Set task: Wherever a line holds the word "this", copy that line out.
BEGIN Records for the task
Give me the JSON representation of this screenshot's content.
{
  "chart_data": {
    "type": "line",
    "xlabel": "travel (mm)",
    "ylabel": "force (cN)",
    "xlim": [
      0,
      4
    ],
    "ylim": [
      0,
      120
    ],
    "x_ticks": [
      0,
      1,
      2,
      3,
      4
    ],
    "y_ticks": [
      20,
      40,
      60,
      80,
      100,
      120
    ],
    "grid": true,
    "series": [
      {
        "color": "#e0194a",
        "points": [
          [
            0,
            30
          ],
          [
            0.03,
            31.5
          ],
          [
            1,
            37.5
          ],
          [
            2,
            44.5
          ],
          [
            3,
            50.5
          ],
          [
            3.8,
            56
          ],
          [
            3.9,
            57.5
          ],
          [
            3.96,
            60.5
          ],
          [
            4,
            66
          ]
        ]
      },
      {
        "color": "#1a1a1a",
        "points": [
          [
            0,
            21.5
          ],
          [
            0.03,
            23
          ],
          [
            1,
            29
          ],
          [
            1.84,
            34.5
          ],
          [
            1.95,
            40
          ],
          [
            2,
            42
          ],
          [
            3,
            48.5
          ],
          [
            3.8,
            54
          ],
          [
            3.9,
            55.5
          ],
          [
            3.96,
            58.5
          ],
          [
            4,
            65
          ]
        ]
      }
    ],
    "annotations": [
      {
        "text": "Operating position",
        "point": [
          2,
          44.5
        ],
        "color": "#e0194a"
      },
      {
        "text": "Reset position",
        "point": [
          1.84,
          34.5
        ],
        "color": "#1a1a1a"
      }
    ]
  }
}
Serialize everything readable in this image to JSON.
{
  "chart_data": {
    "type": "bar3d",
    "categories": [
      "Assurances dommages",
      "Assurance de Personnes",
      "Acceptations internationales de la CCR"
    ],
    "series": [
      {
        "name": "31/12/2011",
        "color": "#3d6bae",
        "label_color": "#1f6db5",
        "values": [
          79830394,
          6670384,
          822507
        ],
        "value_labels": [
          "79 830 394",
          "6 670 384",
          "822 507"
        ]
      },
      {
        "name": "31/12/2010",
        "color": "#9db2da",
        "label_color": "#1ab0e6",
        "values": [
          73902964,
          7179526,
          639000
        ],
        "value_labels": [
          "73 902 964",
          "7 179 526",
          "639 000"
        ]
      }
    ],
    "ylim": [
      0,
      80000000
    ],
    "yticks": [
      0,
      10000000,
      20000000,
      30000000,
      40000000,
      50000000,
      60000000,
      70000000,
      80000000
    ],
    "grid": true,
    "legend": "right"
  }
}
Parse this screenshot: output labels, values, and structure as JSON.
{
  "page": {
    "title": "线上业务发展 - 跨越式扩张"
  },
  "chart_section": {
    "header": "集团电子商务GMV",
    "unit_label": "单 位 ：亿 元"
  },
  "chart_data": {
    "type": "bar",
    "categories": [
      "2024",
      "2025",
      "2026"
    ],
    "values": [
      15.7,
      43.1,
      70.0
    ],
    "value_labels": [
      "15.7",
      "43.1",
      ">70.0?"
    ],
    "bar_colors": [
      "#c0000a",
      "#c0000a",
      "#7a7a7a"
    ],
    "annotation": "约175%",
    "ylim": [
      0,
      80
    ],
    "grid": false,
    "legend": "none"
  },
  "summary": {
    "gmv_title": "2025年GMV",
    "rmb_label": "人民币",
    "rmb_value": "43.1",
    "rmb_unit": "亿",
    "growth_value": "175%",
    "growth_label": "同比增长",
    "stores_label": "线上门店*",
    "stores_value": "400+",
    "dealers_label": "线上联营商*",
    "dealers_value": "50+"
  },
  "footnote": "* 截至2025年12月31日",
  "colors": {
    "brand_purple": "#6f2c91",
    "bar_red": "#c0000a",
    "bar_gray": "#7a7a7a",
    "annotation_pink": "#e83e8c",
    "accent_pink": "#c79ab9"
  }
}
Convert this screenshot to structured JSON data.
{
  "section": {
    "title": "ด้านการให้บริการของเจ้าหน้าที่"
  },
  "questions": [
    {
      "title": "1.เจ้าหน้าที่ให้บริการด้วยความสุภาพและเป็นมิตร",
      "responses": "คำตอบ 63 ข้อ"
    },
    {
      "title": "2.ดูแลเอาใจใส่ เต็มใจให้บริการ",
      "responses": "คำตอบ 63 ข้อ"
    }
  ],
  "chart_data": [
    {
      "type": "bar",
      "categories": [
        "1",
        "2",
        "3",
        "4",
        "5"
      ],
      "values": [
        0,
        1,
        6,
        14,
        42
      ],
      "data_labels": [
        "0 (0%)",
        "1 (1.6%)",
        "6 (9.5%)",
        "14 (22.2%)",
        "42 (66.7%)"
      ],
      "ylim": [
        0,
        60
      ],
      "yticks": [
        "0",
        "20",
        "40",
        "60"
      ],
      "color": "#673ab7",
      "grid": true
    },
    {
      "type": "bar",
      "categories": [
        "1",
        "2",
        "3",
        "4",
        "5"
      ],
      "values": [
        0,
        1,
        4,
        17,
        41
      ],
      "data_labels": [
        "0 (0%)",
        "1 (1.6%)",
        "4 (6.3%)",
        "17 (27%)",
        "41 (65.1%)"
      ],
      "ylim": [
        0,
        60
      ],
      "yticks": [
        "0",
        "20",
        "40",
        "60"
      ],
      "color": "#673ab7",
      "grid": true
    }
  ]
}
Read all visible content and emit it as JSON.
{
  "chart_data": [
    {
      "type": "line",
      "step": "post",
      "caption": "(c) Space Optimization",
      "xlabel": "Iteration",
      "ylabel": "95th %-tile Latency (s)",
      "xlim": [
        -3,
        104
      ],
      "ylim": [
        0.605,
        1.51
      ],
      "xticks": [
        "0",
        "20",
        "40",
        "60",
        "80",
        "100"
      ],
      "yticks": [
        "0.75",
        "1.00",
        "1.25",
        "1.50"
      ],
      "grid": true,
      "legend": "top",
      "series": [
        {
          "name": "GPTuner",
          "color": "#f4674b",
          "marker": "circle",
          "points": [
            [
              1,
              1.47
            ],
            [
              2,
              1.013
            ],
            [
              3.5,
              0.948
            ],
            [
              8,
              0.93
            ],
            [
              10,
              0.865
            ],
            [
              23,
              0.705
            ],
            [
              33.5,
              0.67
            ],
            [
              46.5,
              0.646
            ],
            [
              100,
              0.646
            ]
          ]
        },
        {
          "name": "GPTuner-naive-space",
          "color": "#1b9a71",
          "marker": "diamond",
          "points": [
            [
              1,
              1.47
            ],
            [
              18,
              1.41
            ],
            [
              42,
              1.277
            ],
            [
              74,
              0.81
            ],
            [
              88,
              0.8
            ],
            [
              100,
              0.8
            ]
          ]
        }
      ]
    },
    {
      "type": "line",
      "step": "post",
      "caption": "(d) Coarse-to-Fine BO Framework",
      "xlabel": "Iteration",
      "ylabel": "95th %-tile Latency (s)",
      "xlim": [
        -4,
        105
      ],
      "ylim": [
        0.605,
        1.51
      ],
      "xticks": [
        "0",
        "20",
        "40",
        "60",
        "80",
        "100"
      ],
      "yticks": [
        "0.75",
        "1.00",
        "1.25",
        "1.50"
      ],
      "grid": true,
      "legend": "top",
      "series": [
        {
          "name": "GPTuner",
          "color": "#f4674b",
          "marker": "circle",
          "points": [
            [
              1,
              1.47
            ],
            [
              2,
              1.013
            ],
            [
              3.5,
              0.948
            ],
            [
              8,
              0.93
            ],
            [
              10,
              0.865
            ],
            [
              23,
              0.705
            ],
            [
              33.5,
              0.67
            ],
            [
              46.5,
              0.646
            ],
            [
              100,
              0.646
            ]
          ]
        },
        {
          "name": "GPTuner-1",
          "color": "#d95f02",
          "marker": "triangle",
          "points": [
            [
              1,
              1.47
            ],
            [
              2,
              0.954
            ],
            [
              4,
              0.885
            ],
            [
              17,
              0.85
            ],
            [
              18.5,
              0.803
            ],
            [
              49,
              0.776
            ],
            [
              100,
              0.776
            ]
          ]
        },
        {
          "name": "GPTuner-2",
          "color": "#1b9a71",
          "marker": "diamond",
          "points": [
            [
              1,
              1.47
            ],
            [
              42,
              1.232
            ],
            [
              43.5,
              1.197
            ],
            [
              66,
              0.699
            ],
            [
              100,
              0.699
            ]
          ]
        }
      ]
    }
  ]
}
END Records for the task
Solution to the exercise:
Give me the JSON representation of this screenshot's content.
Serialize everything readable in this image to JSON.
Parse this screenshot: output labels, values, and structure as JSON.
Convert this screenshot to structured JSON data.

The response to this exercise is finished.